Entries from a dataset:
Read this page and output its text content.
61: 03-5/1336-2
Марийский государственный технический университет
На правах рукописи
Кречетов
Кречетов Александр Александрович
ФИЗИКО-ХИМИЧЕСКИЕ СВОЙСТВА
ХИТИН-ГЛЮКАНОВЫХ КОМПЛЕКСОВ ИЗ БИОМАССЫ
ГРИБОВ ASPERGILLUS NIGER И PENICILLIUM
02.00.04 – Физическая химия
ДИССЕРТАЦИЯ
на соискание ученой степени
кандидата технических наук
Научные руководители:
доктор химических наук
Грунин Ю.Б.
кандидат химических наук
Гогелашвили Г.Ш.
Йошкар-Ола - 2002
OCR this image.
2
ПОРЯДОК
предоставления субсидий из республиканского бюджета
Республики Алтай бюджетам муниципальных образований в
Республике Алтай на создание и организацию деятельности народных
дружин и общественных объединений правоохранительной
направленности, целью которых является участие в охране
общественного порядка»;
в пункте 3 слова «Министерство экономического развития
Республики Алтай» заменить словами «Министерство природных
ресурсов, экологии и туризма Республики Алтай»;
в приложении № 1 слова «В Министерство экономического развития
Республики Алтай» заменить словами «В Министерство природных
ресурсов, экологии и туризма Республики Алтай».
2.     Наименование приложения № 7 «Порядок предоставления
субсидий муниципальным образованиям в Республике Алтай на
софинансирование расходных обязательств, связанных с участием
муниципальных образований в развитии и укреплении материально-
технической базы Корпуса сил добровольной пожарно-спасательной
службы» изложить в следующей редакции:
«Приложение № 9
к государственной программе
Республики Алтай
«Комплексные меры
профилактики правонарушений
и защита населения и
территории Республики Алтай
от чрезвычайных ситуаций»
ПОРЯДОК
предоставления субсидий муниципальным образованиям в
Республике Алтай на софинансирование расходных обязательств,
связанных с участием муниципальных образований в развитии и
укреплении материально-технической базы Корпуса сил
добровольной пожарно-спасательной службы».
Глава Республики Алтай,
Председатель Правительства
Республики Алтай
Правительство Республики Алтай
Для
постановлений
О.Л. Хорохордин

## [Direction]
State the number of lines in this listing that contain the string "словами", and add nothing else.

## [Exercise solution]
2